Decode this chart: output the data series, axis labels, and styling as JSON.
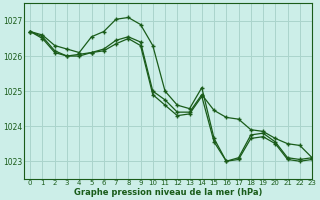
{
  "title": "Graphe pression niveau de la mer (hPa)",
  "bg_color": "#cceee8",
  "grid_color": "#aad4cc",
  "line_color": "#1a5c1a",
  "xlim": [
    -0.5,
    23
  ],
  "ylim": [
    1022.5,
    1027.5
  ],
  "yticks": [
    1023,
    1024,
    1025,
    1026,
    1027
  ],
  "xticks": [
    0,
    1,
    2,
    3,
    4,
    5,
    6,
    7,
    8,
    9,
    10,
    11,
    12,
    13,
    14,
    15,
    16,
    17,
    18,
    19,
    20,
    21,
    22,
    23
  ],
  "line1_x": [
    0,
    1,
    2,
    3,
    4,
    5,
    6,
    7,
    8,
    9,
    10,
    11,
    12,
    13,
    14,
    15,
    16,
    17,
    18,
    19,
    20,
    21,
    22,
    23
  ],
  "line1_y": [
    1026.7,
    1026.6,
    1026.3,
    1026.2,
    1026.1,
    1026.55,
    1026.7,
    1027.05,
    1027.1,
    1026.9,
    1026.3,
    1025.0,
    1024.6,
    1024.5,
    1025.1,
    1023.65,
    1023.0,
    1023.1,
    1023.75,
    1023.8,
    1023.55,
    1023.1,
    1023.05,
    1023.1
  ],
  "line2_x": [
    0,
    1,
    2,
    3,
    4,
    5,
    6,
    7,
    8,
    9,
    10,
    11,
    12,
    13,
    14,
    15,
    16,
    17,
    18,
    19,
    20,
    21,
    22,
    23
  ],
  "line2_y": [
    1026.7,
    1026.55,
    1026.15,
    1026.0,
    1026.0,
    1026.1,
    1026.2,
    1026.45,
    1026.55,
    1026.4,
    1025.0,
    1024.75,
    1024.4,
    1024.4,
    1024.9,
    1024.45,
    1024.25,
    1024.2,
    1023.9,
    1023.85,
    1023.65,
    1023.5,
    1023.45,
    1023.1
  ],
  "line3_x": [
    0,
    1,
    2,
    3,
    4,
    5,
    6,
    7,
    8,
    9,
    10,
    11,
    12,
    13,
    14,
    15,
    16,
    17,
    18,
    19,
    20,
    21,
    22,
    23
  ],
  "line3_y": [
    1026.7,
    1026.5,
    1026.1,
    1026.0,
    1026.05,
    1026.1,
    1026.15,
    1026.35,
    1026.5,
    1026.3,
    1024.9,
    1024.6,
    1024.3,
    1024.35,
    1024.85,
    1023.55,
    1023.0,
    1023.05,
    1023.65,
    1023.7,
    1023.5,
    1023.05,
    1023.0,
    1023.05
  ]
}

________

-- YOUR TASK --
Reproduce the records, all of them, word for word; omit the pictures.

-- WRITTEN RESPONSE --
Decode this chart: output the data series, axis labels, and styling as JSON.
{
  "title": "Graphe pression niveau de la mer (hPa)",
  "bg_color": "#cceee8",
  "grid_color": "#aad4cc",
  "line_color": "#1a5c1a",
  "xlim": [
    -0.5,
    23
  ],
  "ylim": [
    1022.5,
    1027.5
  ],
  "yticks": [
    1023,
    1024,
    1025,
    1026,
    1027
  ],
  "xticks": [
    0,
    1,
    2,
    3,
    4,
    5,
    6,
    7,
    8,
    9,
    10,
    11,
    12,
    13,
    14,
    15,
    16,
    17,
    18,
    19,
    20,
    21,
    22,
    23
  ],
  "line1_x": [
    0,
    1,
    2,
    3,
    4,
    5,
    6,
    7,
    8,
    9,
    10,
    11,
    12,
    13,
    14,
    15,
    16,
    17,
    18,
    19,
    20,
    21,
    22,
    23
  ],
  "line1_y": [
    1026.7,
    1026.6,
    1026.3,
    1026.2,
    1026.1,
    1026.55,
    1026.7,
    1027.05,
    1027.1,
    1026.9,
    1026.3,
    1025.0,
    1024.6,
    1024.5,
    1025.1,
    1023.65,
    1023.0,
    1023.1,
    1023.75,
    1023.8,
    1023.55,
    1023.1,
    1023.05,
    1023.1
  ],
  "line2_x": [
    0,
    1,
    2,
    3,
    4,
    5,
    6,
    7,
    8,
    9,
    10,
    11,
    12,
    13,
    14,
    15,
    16,
    17,
    18,
    19,
    20,
    21,
    22,
    23
  ],
  "line2_y": [
    1026.7,
    1026.55,
    1026.15,
    1026.0,
    1026.0,
    1026.1,
    1026.2,
    1026.45,
    1026.55,
    1026.4,
    1025.0,
    1024.75,
    1024.4,
    1024.4,
    1024.9,
    1024.45,
    1024.25,
    1024.2,
    1023.9,
    1023.85,
    1023.65,
    1023.5,
    1023.45,
    1023.1
  ],
  "line3_x": [
    0,
    1,
    2,
    3,
    4,
    5,
    6,
    7,
    8,
    9,
    10,
    11,
    12,
    13,
    14,
    15,
    16,
    17,
    18,
    19,
    20,
    21,
    22,
    23
  ],
  "line3_y": [
    1026.7,
    1026.5,
    1026.1,
    1026.0,
    1026.05,
    1026.1,
    1026.15,
    1026.35,
    1026.5,
    1026.3,
    1024.9,
    1024.6,
    1024.3,
    1024.35,
    1024.85,
    1023.55,
    1023.0,
    1023.05,
    1023.65,
    1023.7,
    1023.5,
    1023.05,
    1023.0,
    1023.05
  ]
}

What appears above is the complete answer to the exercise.